**PAGE EXTRACT**
Sikander Zulfiqar

Personal information
- Full name: Sikander Zulfiqar
- Born: 28 March 1997 (age 29)
- Batting: Right-handed
- Bowling: Right-arm fast
- Relations: Zulfiqar Ahmed (father) Asad Zulfiqar (brother) Saqib Zulfiqar (brother)

International information
- National side: Netherlands (2016–present);
- T20I debut (cap 36): 3 February 2016 v UAE
- Last T20I: 1 September 2025 v Bangladesh

Career statistics
| Competition | T20I | FC | LA | T20 |
| Matches | 12 | 1 | 11 | 12 |
| Runs scored | 70 | 20 | 268 | 70 |
| Batting average | 8.75 | 20.00 | 44.66 | 8.75 |
| 100s/50s | 0/0 | 0/0 | 0/2 | 0/0 |
| Top score | 18 | 20 | 58 | 18 |
| Balls bowled | 60 | 66 | – | 60 |
| Wickets | 3 | 1 | – | 3 |
| Bowling average | 26.33 | 62.00 | – | 26.33 |
| 5 wickets in innings | 0 | 0 | – | 0 |
| 10 wickets in match | 0 | 0 | – | 0 |
| Best bowling | 1/9 | 1/42 | – | 1/9 |
| Catches/stumpings | 4/– | 0/– | 0/– | 4/– |
- Source: Cricinfo, 21 February 2026

= Sikander Zulfiqar =

Dutch cricketer (born 1997)

**DATA FOR REVIEW**
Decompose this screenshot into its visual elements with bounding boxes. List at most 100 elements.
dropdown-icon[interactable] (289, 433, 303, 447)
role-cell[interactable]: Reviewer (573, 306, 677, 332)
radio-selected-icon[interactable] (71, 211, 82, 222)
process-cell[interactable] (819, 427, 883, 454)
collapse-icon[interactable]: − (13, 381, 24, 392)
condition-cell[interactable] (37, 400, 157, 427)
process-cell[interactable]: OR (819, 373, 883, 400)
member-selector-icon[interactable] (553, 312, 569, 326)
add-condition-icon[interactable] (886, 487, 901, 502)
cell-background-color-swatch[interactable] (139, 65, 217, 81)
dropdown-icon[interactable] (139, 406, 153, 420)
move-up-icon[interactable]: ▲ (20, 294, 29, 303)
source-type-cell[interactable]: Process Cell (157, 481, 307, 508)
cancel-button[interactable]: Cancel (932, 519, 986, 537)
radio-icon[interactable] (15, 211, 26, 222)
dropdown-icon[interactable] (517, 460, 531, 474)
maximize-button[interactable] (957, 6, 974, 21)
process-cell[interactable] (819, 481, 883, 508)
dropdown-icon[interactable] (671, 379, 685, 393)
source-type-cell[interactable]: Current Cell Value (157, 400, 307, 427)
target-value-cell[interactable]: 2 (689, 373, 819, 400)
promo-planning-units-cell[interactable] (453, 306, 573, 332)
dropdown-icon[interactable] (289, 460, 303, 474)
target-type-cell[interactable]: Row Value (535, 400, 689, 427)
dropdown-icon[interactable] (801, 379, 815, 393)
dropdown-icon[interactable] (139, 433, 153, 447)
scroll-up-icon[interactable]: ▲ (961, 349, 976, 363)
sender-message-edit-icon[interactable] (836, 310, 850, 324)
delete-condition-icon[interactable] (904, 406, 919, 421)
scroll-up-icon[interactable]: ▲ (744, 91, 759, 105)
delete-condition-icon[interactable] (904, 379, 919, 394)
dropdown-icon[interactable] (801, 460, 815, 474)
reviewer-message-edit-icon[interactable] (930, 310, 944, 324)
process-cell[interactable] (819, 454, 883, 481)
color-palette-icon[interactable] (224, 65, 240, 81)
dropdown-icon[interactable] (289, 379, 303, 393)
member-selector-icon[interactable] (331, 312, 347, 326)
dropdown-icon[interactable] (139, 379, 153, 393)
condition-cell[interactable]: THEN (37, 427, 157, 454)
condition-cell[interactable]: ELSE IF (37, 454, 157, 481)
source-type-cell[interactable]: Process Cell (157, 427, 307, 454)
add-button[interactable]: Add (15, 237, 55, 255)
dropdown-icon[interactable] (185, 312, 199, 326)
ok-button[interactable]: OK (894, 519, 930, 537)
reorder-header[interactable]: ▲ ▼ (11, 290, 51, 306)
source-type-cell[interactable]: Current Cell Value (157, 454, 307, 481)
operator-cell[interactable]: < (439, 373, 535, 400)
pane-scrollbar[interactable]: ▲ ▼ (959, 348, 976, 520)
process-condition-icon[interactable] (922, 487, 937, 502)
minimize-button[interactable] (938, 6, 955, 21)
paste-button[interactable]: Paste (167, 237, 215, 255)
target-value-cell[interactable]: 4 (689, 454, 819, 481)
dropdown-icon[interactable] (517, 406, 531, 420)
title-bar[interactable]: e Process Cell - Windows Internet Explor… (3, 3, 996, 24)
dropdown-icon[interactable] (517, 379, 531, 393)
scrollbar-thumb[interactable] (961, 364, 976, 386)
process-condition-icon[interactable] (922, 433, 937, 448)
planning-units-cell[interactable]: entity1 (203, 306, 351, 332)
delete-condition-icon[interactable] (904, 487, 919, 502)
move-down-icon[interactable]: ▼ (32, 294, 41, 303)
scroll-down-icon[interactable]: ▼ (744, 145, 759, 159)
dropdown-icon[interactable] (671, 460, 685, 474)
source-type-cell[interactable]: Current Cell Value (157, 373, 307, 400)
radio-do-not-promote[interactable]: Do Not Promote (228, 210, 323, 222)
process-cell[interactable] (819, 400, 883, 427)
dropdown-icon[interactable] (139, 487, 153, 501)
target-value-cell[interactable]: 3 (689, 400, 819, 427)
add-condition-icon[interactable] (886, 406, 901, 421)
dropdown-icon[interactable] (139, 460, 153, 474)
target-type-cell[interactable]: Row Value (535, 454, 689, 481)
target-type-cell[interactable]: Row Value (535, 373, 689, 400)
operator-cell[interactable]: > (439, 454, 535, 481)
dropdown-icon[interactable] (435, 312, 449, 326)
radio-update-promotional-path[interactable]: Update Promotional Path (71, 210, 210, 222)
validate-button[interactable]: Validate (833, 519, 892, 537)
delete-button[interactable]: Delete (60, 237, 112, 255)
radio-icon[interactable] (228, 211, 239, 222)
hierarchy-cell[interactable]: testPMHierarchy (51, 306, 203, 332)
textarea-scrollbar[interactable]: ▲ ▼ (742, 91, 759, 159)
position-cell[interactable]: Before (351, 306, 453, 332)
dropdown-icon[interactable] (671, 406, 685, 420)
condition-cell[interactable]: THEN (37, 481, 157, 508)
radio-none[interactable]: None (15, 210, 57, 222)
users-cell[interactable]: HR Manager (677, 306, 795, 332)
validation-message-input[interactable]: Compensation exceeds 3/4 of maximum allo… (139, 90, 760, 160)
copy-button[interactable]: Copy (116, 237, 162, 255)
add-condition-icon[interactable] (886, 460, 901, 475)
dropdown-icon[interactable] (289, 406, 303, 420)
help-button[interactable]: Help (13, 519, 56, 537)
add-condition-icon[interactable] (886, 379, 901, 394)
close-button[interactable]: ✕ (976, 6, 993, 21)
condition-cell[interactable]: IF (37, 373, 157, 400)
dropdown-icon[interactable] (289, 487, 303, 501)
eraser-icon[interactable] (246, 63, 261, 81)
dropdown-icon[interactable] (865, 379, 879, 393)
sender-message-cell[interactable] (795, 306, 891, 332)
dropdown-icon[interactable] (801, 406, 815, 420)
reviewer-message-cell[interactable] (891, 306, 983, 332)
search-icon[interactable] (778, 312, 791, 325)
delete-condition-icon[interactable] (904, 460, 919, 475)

**USING THE INFORMATION**
1 > Name every relative listed in the Sikander Zulfiqar profile, with how each is related to him.
2 > Answer these from the Sikander Zulfiqar profile:
(a) On what date was he born?
(b) Which team did he face in his T20I debut?
(c) What is his top score in LA matches?
3 > Write the next part of the Sikander Zulfiqar profile, picking up after its last line.
The records above are separate from the Sikander Zulfiqar profile and have no part in it.

**RESPONSE LIST**
1 > Zulfiqar Ahmed (father), Asad Zulfiqar (brother), Saqib Zulfiqar (brother)

2 >
(a) 28 March 1997
(b) UAE
(c) 58

3 >
Sikander Zulfiqar (born 28 March 1997) is a Dutch cricketer who plays for the Netherlands cricket team. He made his Twenty20 International debut against the United Arab Emirates on 3 February 2016. He made his first-class debut against Hong Kong in the 2015–2017 ICC Intercontinental Cup tournament on 10 February 2017. He made his List A debut against Zimbabwe on 20 June 2017.

On 17 July 2017, he played in the same match with his brothers Asad and Saqib, when they faced the United Arab Emirates at the VRA Amsterdam Cricket Ground, Amstelveen. The three brothers are triplets. It was the first instance of three siblings playing for a professional cricket team in the same game.

In July 2019, he was selected to play for the Amsterdam Knights in the inaugural edition of the Euro T20 Slam cricket tournament. However, the following month the tournament was cancelled. In April 2020, he was one of seventeen Dutch-based cricketers to be named in the team's senior squad.